▸ TASK TO CARRY OUT: Filter this material down to the lines that hold "JSON", copying each one.

------------------------------------

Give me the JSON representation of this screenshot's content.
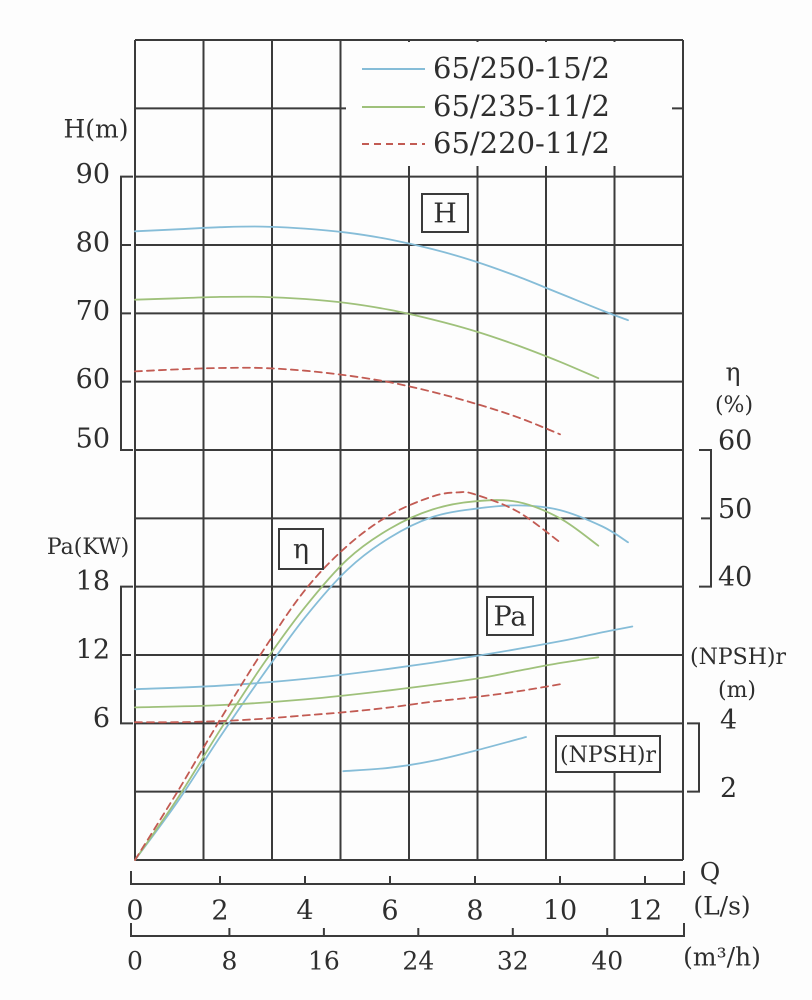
{
  "axis_titles": {
    "head": "H(m)",
    "power": "Pa(KW)",
    "eta": "η",
    "eta_unit": "(%)",
    "npsh": "(NPSH)r",
    "npsh_unit": "(m)",
    "flow": "Q",
    "flow_unit_ls": "(L/s)",
    "flow_unit_m3h": "(m³/h)"
  },
  "chart_data": {
    "type": "line",
    "x_axis": {
      "label": "Q",
      "units": [
        "(L/s)",
        "(m³/h)"
      ],
      "ticks_L_per_s": [
        0,
        2,
        4,
        6,
        8,
        10,
        12
      ],
      "ticks_m3_per_h": [
        0,
        8,
        16,
        24,
        32,
        40
      ],
      "range_L_per_s": [
        0,
        12.9
      ]
    },
    "y_axes": [
      {
        "id": "H",
        "title": "H(m)",
        "side": "left",
        "ticks": [
          90,
          80,
          70,
          60,
          50
        ]
      },
      {
        "id": "Pa",
        "title": "Pa(KW)",
        "side": "left",
        "ticks": [
          18,
          12,
          6
        ]
      },
      {
        "id": "eta",
        "title": "η",
        "unit": "(%)",
        "side": "right",
        "ticks": [
          60,
          50,
          40
        ]
      },
      {
        "id": "npsh",
        "title": "(NPSH)r",
        "unit": "(m)",
        "side": "right",
        "ticks": [
          4,
          2
        ]
      }
    ],
    "grid": {
      "columns": 8,
      "rows": 12
    },
    "annotations": [
      {
        "text": "H"
      },
      {
        "text": "η"
      },
      {
        "text": "Pa"
      },
      {
        "text": "(NPSH)r"
      }
    ],
    "series": [
      {
        "model": "65/250-15/2",
        "color": "#86bdd8",
        "line_style": "solid",
        "H": {
          "Q": [
            0,
            1,
            2,
            3,
            4,
            5,
            6,
            7,
            8,
            9,
            10,
            11,
            11.6
          ],
          "values": [
            82,
            82.3,
            82.6,
            82.7,
            82.4,
            81.8,
            80.8,
            79.4,
            77.6,
            75.4,
            72.9,
            70.4,
            69
          ]
        },
        "eta": {
          "Q": [
            0,
            1,
            2,
            3,
            4,
            5,
            6,
            7,
            8,
            9,
            10,
            11,
            11.6
          ],
          "values": [
            0,
            8.5,
            18,
            27,
            35.5,
            42.5,
            47.2,
            50.2,
            51.4,
            51.9,
            51.2,
            48.8,
            46.5
          ]
        },
        "Pa": {
          "Q": [
            0,
            2,
            4,
            6,
            8,
            10,
            11,
            11.7
          ],
          "values": [
            9,
            9.3,
            9.9,
            10.8,
            11.9,
            13.2,
            14,
            14.5
          ]
        },
        "npsh": {
          "Q": [
            4.9,
            6,
            7,
            8,
            9.2
          ],
          "values": [
            2.6,
            2.7,
            2.9,
            3.2,
            3.6
          ]
        }
      },
      {
        "model": "65/235-11/2",
        "color": "#9fc17b",
        "line_style": "solid",
        "H": {
          "Q": [
            0,
            1,
            2,
            3,
            4,
            5,
            6,
            7,
            8,
            9,
            10,
            10.9
          ],
          "values": [
            72,
            72.2,
            72.4,
            72.4,
            72.1,
            71.5,
            70.5,
            69.1,
            67.4,
            65.3,
            62.9,
            60.5
          ]
        },
        "eta": {
          "Q": [
            0,
            1,
            2,
            3,
            4,
            5,
            6,
            7,
            8,
            9,
            10,
            10.9
          ],
          "values": [
            0,
            9,
            19,
            28.5,
            37,
            44,
            48.5,
            51.3,
            52.5,
            52.4,
            50,
            46
          ]
        },
        "Pa": {
          "Q": [
            0,
            2,
            4,
            6,
            8,
            9,
            10,
            10.9
          ],
          "values": [
            7.4,
            7.6,
            8.1,
            8.9,
            9.9,
            10.6,
            11.3,
            11.8
          ]
        }
      },
      {
        "model": "65/220-11/2",
        "color": "#c25b53",
        "line_style": "dashed",
        "H": {
          "Q": [
            0,
            1,
            2,
            3,
            4,
            5,
            6,
            7,
            8,
            9,
            10
          ],
          "values": [
            61.5,
            61.8,
            62,
            62,
            61.6,
            60.9,
            59.9,
            58.5,
            56.8,
            54.8,
            52.3
          ]
        },
        "eta": {
          "Q": [
            0,
            1,
            2,
            3,
            4,
            5,
            6,
            7,
            7.6,
            8,
            9,
            10
          ],
          "values": [
            0,
            10,
            20.5,
            30.5,
            39.5,
            46,
            50.5,
            53.2,
            53.8,
            53.5,
            51,
            46.5
          ]
        },
        "Pa": {
          "Q": [
            0,
            1,
            2,
            3,
            4,
            5,
            6,
            7,
            8,
            9,
            10.1
          ],
          "values": [
            6.1,
            6.1,
            6.2,
            6.4,
            6.7,
            7,
            7.4,
            7.9,
            8.3,
            8.8,
            9.5
          ]
        }
      }
    ]
  }
}
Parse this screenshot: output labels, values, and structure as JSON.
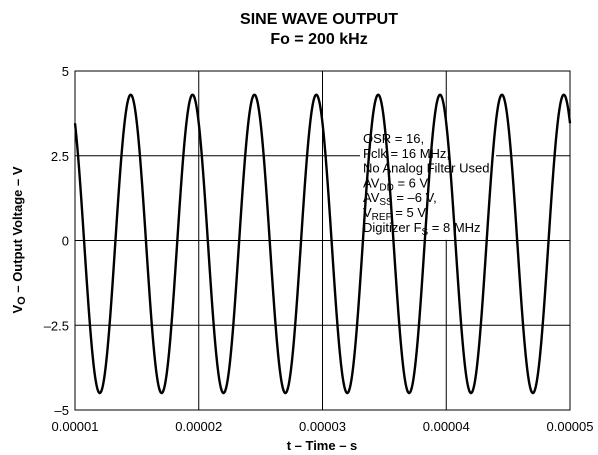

------------------------------------

▸ OUTPUT BELOW:
Give me the JSON representation of this screenshot's content.
Parse this screenshot: output labels, values, and structure as JSON.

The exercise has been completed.